### GIVEN TASK
Find the lines that include the string "name" and report how many there are. Give no other text.

Dataset rows about figures
▼

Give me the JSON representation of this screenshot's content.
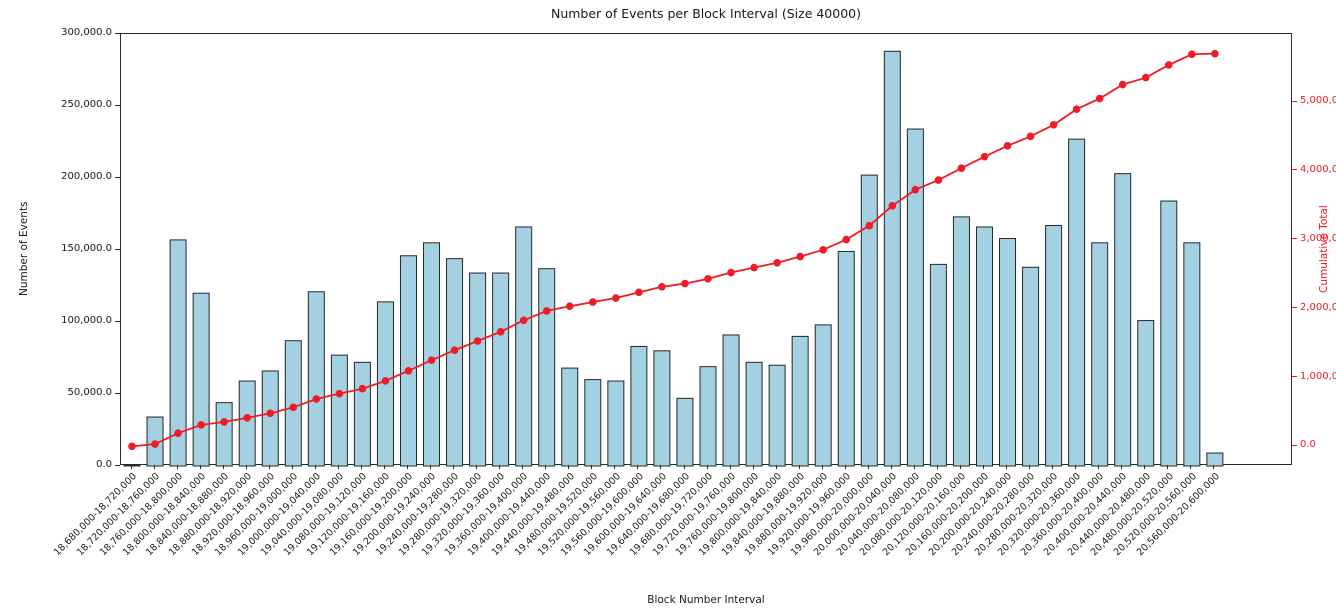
{
  "figure_bg": "#ffffff",
  "chart_data": {
    "type": "bar",
    "title": "Number of Events per Block Interval (Size 40000)",
    "xlabel": "Block Number Interval",
    "ylabel": "Number of Events",
    "ylabel_right": "Cumulative Total",
    "grid": false,
    "legend": "none",
    "ylim_left": [
      0,
      300000
    ],
    "y_axis_left": {
      "tick_values": [
        0,
        50000,
        100000,
        150000,
        200000,
        250000,
        300000
      ],
      "tick_labels": [
        "0.0",
        "50,000.0",
        "100,000.0",
        "150,000.0",
        "200,000.0",
        "250,000.0",
        "300,000.0"
      ]
    },
    "y_axis_right": {
      "tick_values": [
        0,
        1000000,
        2000000,
        3000000,
        4000000,
        5000000
      ],
      "tick_labels": [
        "0.0",
        "1,000,000.0",
        "2,000,000.0",
        "3,000,000.0",
        "4,000,000.0",
        "5,000,000.0"
      ],
      "margin_fraction": 0.05
    },
    "categories": [
      "18,680,000-18,720,000",
      "18,720,000-18,760,000",
      "18,760,000-18,800,000",
      "18,800,000-18,840,000",
      "18,840,000-18,880,000",
      "18,880,000-18,920,000",
      "18,920,000-18,960,000",
      "18,960,000-19,000,000",
      "19,000,000-19,040,000",
      "19,040,000-19,080,000",
      "19,080,000-19,120,000",
      "19,120,000-19,160,000",
      "19,160,000-19,200,000",
      "19,200,000-19,240,000",
      "19,240,000-19,280,000",
      "19,280,000-19,320,000",
      "19,320,000-19,360,000",
      "19,360,000-19,400,000",
      "19,400,000-19,440,000",
      "19,440,000-19,480,000",
      "19,480,000-19,520,000",
      "19,520,000-19,560,000",
      "19,560,000-19,600,000",
      "19,600,000-19,640,000",
      "19,640,000-19,680,000",
      "19,680,000-19,720,000",
      "19,720,000-19,760,000",
      "19,760,000-19,800,000",
      "19,800,000-19,840,000",
      "19,840,000-19,880,000",
      "19,880,000-19,920,000",
      "19,920,000-19,960,000",
      "19,960,000-20,000,000",
      "20,000,000-20,040,000",
      "20,040,000-20,080,000",
      "20,080,000-20,120,000",
      "20,120,000-20,160,000",
      "20,160,000-20,200,000",
      "20,200,000-20,240,000",
      "20,240,000-20,280,000",
      "20,280,000-20,320,000",
      "20,320,000-20,360,000",
      "20,360,000-20,400,000",
      "20,400,000-20,440,000",
      "20,440,000-20,480,000",
      "20,480,000-20,520,000",
      "20,520,000-20,560,000",
      "20,560,000-20,600,000"
    ],
    "series": [
      {
        "name": "Events per Interval",
        "type": "bar",
        "axis": "left",
        "color": "#a3d1e2",
        "edge_color": "#262626",
        "values": [
          500,
          34000,
          157000,
          120000,
          44000,
          59000,
          66000,
          87000,
          121000,
          77000,
          72000,
          114000,
          146000,
          155000,
          144000,
          134000,
          134000,
          166000,
          137000,
          68000,
          60000,
          59000,
          83000,
          80000,
          47000,
          69000,
          91000,
          72000,
          70000,
          90000,
          98000,
          149000,
          202000,
          288000,
          234000,
          140000,
          173000,
          166000,
          158000,
          138000,
          167000,
          227000,
          155000,
          203000,
          101000,
          184000,
          155000,
          9000
        ]
      },
      {
        "name": "Cumulative Total",
        "type": "line",
        "axis": "right",
        "color": "#ee1c27",
        "marker": "circle",
        "values": [
          500,
          34500,
          191500,
          311500,
          355500,
          414500,
          480500,
          567500,
          688500,
          765500,
          837500,
          951500,
          1097500,
          1252500,
          1396500,
          1530500,
          1664500,
          1830500,
          1967500,
          2035500,
          2095500,
          2154500,
          2237500,
          2317500,
          2364500,
          2433500,
          2524500,
          2596500,
          2666500,
          2756500,
          2854500,
          3003500,
          3205500,
          3493500,
          3727500,
          3867500,
          4040500,
          4206500,
          4364500,
          4502500,
          4669500,
          4896500,
          5051500,
          5254500,
          5355500,
          5539500,
          5694500,
          5703500
        ]
      }
    ]
  }
}
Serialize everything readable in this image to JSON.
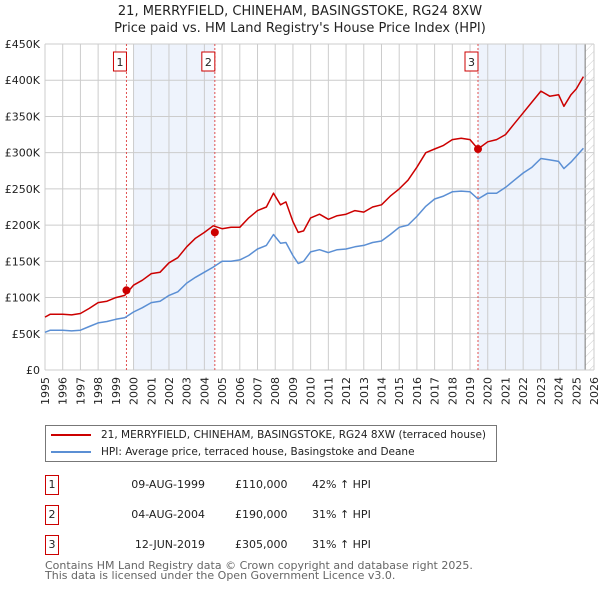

▲

### OUTPUT OF THE TASK
2